Which lines of the records contain "structured"? Collect every one of them.

▶ _Input data_
--- BEGIN ---

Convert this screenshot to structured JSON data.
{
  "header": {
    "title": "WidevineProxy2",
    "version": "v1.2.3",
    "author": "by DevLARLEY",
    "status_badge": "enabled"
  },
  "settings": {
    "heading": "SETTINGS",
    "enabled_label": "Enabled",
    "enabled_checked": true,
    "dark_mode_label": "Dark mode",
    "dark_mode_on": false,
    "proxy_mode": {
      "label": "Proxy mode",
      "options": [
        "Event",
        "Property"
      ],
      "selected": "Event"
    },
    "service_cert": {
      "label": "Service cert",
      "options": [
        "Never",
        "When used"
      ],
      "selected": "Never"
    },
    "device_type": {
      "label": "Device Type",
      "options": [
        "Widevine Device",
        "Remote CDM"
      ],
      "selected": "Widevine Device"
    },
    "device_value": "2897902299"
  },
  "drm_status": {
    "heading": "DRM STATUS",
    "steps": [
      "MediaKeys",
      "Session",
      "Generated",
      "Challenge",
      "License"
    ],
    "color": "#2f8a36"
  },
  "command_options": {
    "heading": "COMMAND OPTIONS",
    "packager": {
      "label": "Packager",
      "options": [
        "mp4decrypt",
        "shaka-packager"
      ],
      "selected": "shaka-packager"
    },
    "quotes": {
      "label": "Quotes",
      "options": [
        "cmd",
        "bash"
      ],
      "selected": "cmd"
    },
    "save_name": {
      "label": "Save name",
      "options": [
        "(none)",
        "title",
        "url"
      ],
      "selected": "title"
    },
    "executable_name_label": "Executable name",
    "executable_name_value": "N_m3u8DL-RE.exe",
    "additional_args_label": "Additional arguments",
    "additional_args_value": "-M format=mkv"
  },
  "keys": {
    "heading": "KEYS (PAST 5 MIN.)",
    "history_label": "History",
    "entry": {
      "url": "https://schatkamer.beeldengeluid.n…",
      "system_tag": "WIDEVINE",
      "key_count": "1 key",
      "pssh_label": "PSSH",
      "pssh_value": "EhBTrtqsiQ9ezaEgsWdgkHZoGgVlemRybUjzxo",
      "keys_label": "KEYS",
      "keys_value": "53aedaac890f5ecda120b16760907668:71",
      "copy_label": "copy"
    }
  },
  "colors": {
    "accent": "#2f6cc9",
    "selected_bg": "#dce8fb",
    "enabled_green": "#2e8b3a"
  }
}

--- END ---
--- BEGIN ---

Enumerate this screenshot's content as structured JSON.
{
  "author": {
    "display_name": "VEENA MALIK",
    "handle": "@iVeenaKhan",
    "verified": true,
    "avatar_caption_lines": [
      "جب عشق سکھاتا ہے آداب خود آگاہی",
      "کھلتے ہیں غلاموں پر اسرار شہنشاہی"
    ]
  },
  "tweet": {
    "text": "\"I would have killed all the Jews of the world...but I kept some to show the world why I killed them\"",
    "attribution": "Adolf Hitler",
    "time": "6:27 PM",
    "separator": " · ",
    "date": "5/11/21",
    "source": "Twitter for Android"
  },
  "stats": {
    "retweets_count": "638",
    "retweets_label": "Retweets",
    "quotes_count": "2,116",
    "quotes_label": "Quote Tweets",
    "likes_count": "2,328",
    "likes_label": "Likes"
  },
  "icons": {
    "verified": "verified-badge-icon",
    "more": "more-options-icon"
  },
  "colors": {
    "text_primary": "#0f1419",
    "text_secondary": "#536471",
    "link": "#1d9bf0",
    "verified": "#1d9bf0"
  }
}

--- END ---

▶ _Task answer_
Convert this screenshot to structured JSON data.
Enumerate this screenshot's content as structured JSON.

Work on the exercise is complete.